Recorded data
****************************************
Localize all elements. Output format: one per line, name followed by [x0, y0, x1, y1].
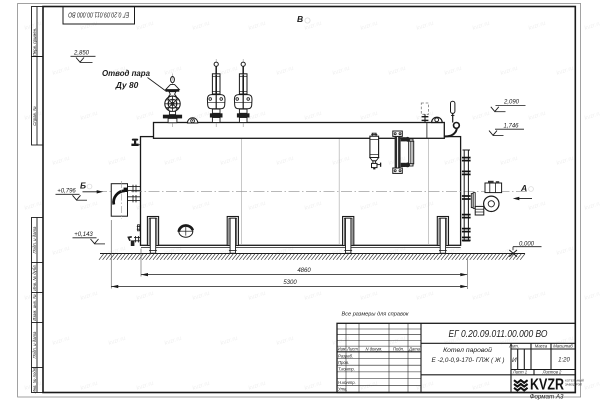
svg-text:KVZR: KVZR — [530, 377, 564, 394]
svg-text:Подп. и дата: Подп. и дата — [32, 331, 37, 359]
svg-text:Перв. примен.: Перв. примен. — [32, 28, 37, 57]
svg-text:Инв. № подл.: Инв. № подл. — [32, 367, 37, 394]
svg-text:Дата: Дата — [408, 346, 421, 351]
svg-text:ЗАВОД РЭП: ЗАВОД РЭП — [565, 383, 582, 387]
svg-text:4860: 4860 — [297, 268, 311, 274]
svg-text:N докум.: N докум. — [366, 346, 383, 351]
svg-text:2,090: 2,090 — [503, 99, 520, 105]
svg-text:Утв.: Утв. — [338, 387, 348, 392]
svg-text:Лист 1: Лист 1 — [512, 370, 527, 375]
svg-text:1,746: 1,746 — [503, 123, 519, 129]
svg-text:Инв. № дубл.: Инв. № дубл. — [32, 264, 37, 290]
svg-text:Б: Б — [80, 181, 86, 191]
svg-text:2,850: 2,850 — [73, 51, 90, 57]
svg-text:Масса: Масса — [535, 344, 548, 349]
svg-text:Котел паровой: Котел паровой — [443, 346, 492, 354]
svg-text:+0,796: +0,796 — [57, 189, 76, 195]
svg-text:Масштаб: Масштаб — [553, 344, 573, 349]
svg-text:Изм: Изм — [338, 346, 346, 351]
svg-text:Разраб.: Разраб. — [338, 353, 353, 358]
svg-text:ЕГ 0.20.09.011.00.000 ВО: ЕГ 0.20.09.011.00.000 ВО — [68, 11, 129, 20]
svg-text:Н.контр.: Н.контр. — [338, 380, 356, 385]
svg-text:Справ. №: Справ. № — [32, 106, 37, 126]
svg-text:1:20: 1:20 — [558, 357, 570, 363]
svg-text:Подп. и дата: Подп. и дата — [32, 226, 37, 254]
svg-text:Взам. инв. №: Взам. инв. № — [32, 294, 37, 321]
svg-text:А: А — [520, 183, 527, 193]
svg-text:Е -2,0-0,9-170- ГЛЖ ( Ж ): Е -2,0-0,9-170- ГЛЖ ( Ж ) — [432, 357, 505, 364]
svg-text:Отвод пара: Отвод пара — [102, 68, 150, 78]
svg-text:Ду 80: Ду 80 — [115, 80, 139, 90]
svg-text:ЕГ 0.20.09.011.00.000 ВО: ЕГ 0.20.09.011.00.000 ВО — [449, 328, 548, 340]
svg-text:Подп.: Подп. — [393, 346, 404, 351]
svg-text:Т.контр.: Т.контр. — [338, 367, 355, 372]
svg-text:В: В — [297, 14, 303, 24]
svg-text:+0,143: +0,143 — [74, 232, 93, 238]
svg-text:Пров.: Пров. — [338, 360, 349, 365]
svg-text:Все размеры для справок: Все размеры для справок — [342, 312, 409, 318]
svg-text:Лит.: Лит. — [508, 344, 519, 349]
svg-text:Листов 2: Листов 2 — [542, 370, 562, 375]
svg-text:Лист: Лист — [346, 346, 358, 351]
svg-text:И: И — [512, 357, 517, 364]
svg-text:5300: 5300 — [283, 280, 297, 286]
svg-text:Формат А3: Формат А3 — [530, 394, 564, 400]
****************************************
__WHAT THIS TASK INVOLVES__:
Set out every line of the material above as a Markdown table with two columns, "No." and "Entry." Number the rows, and leave out blank lines and pictures.

__TASK RESULT__:
| No. | Entry |
|---|---|
| 1 | Localize all elements. Output format: one per line, name followed by [x0, y0, x1, y1]. |
| 2 | svg-text:KVZR: KVZR — [530, 377, 564, 394] |
| 3 | svg-text:Подп. и дата: Подп. и дата — [32, 331, 37, 359] |
| 4 | svg-text:Перв. примен.: Перв. примен. — [32, 28, 37, 57] |
| 5 | svg-text:Инв. № подл.: Инв. № подл. — [32, 367, 37, 394] |
| 6 | svg-text:Дата: Дата — [408, 346, 421, 351] |
| 7 | svg-text:ЗАВОД РЭП: ЗАВОД РЭП — [565, 383, 582, 387] |
| 8 | svg-text:4860: 4860 — [297, 268, 311, 274] |
| 9 | svg-text:N докум.: N докум. — [366, 346, 383, 351] |
| 10 | svg-text:2,090: 2,090 — [503, 99, 520, 105] |
| 11 | svg-text:Утв.: Утв. — [338, 387, 348, 392] |
| 12 | svg-text:Лист 1: Лист 1 — [512, 370, 527, 375] |
| 13 | svg-text:1,746: 1,746 — [503, 123, 519, 129] |
| 14 | svg-text:Инв. № дубл.: Инв. № дубл. — [32, 264, 37, 290] |
| 15 | svg-text:Б: Б — [80, 181, 86, 191] |
| 16 | svg-text:2,850: 2,850 — [73, 51, 90, 57] |
| 17 | svg-text:Масса: Масса — [535, 344, 548, 349] |
| 18 | svg-text:Котел паровой: Котел паровой — [443, 346, 492, 354] |
| 19 | svg-text:+0,796: +0,796 — [57, 189, 76, 195] |
| 20 | svg-text:Масштаб: Масштаб — [553, 344, 573, 349] |
| 21 | svg-text:Изм: Изм — [338, 346, 346, 351] |
| 22 | svg-text:Разраб.: Разраб. — [338, 353, 353, 358] |
| 23 | svg-text:ЕГ 0.20.09.011.00.000 ВО: ЕГ 0.20.09.011.00.000 ВО — [68, 11, 129, 20] |
| 24 | svg-text:Н.контр.: Н.контр. — [338, 380, 356, 385] |
| 25 | svg-text:Справ. №: Справ. № — [32, 106, 37, 126] |
| 26 | svg-text:1:20: 1:20 — [558, 357, 570, 363] |
| 27 | svg-text:Подп. и дата: Подп. и дата — [32, 226, 37, 254] |
| 28 | svg-text:Взам. инв. №: Взам. инв. № — [32, 294, 37, 321] |
| 29 | svg-text:А: А — [520, 183, 527, 193] |
| 30 | svg-text:Е -2,0-0,9-170- ГЛЖ ( Ж ): Е -2,0-0,9-170- ГЛЖ ( Ж ) — [432, 357, 505, 364] |
| 31 | svg-text:Отвод пара: Отвод пара — [102, 68, 150, 78] |
| 32 | svg-text:Ду 80: Ду 80 — [115, 80, 139, 90] |
| 33 | svg-text:ЕГ 0.20.09.011.00.000 ВО: ЕГ 0.20.09.011.00.000 ВО — [449, 328, 548, 340] |
| 34 | svg-text:Подп.: Подп. — [393, 346, 404, 351] |
| 35 | svg-text:Т.контр.: Т.контр. — [338, 367, 355, 372] |
| 36 | svg-text:В: В — [297, 14, 303, 24] |
| 37 | svg-text:+0,143: +0,143 — [74, 232, 93, 238] |
| 38 | svg-text:Пров.: Пров. — [338, 360, 349, 365] |
| 39 | svg-text:Все размеры для справок: Все размеры для справок — [342, 312, 409, 318] |
| 40 | svg-text:Лит.: Лит. — [508, 344, 519, 349] |
| 41 | svg-text:Листов 2: Листов 2 — [542, 370, 562, 375] |
| 42 | svg-text:Лист: Лист — [346, 346, 358, 351] |
| 43 | svg-text:И: И — [512, 357, 517, 364] |
| 44 | svg-text:5300: 5300 — [283, 280, 297, 286] |
| 45 | svg-text:Формат А3: Формат А3 — [530, 394, 564, 400] |